#### [DIRECTIVE]
Copy each of the entries below faithfully, setting aside any pictures.

======== DATA LINES ========

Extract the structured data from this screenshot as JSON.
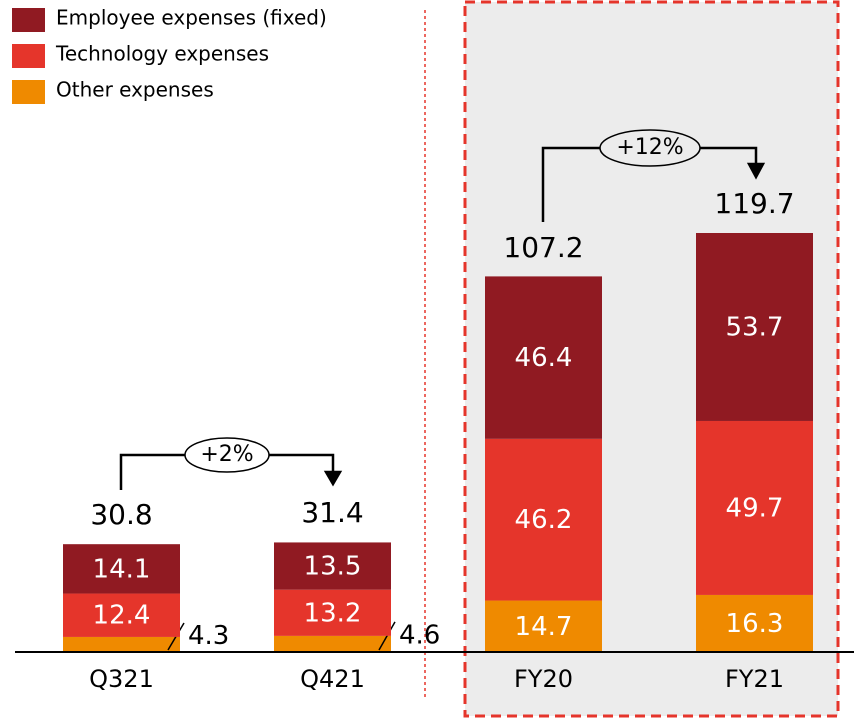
{
  "chart_data": {
    "type": "stacked_bar",
    "categories": [
      "Q321",
      "Q421",
      "FY20",
      "FY21"
    ],
    "series": [
      {
        "name": "Other expenses",
        "color": "#ef8a00",
        "values": [
          4.3,
          4.6,
          14.7,
          16.3
        ]
      },
      {
        "name": "Technology expenses",
        "color": "#e5352b",
        "values": [
          12.4,
          13.2,
          46.2,
          49.7
        ]
      },
      {
        "name": "Employee expenses (fixed)",
        "color": "#901a22",
        "values": [
          14.1,
          13.5,
          46.4,
          53.7
        ]
      }
    ],
    "totals": [
      30.8,
      31.4,
      107.2,
      119.7
    ],
    "annotations": [
      "+2%",
      "+12%"
    ]
  }
}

========

#### [WRITTEN ANSWER]
Extract the structured data from this screenshot as JSON.
{
  "chart_data": {
    "type": "stacked_bar",
    "categories": [
      "Q321",
      "Q421",
      "FY20",
      "FY21"
    ],
    "series": [
      {
        "name": "Other expenses",
        "color": "#ef8a00",
        "values": [
          4.3,
          4.6,
          14.7,
          16.3
        ]
      },
      {
        "name": "Technology expenses",
        "color": "#e5352b",
        "values": [
          12.4,
          13.2,
          46.2,
          49.7
        ]
      },
      {
        "name": "Employee expenses (fixed)",
        "color": "#901a22",
        "values": [
          14.1,
          13.5,
          46.4,
          53.7
        ]
      }
    ],
    "totals": [
      30.8,
      31.4,
      107.2,
      119.7
    ],
    "annotations": [
      "+2%",
      "+12%"
    ]
  }
}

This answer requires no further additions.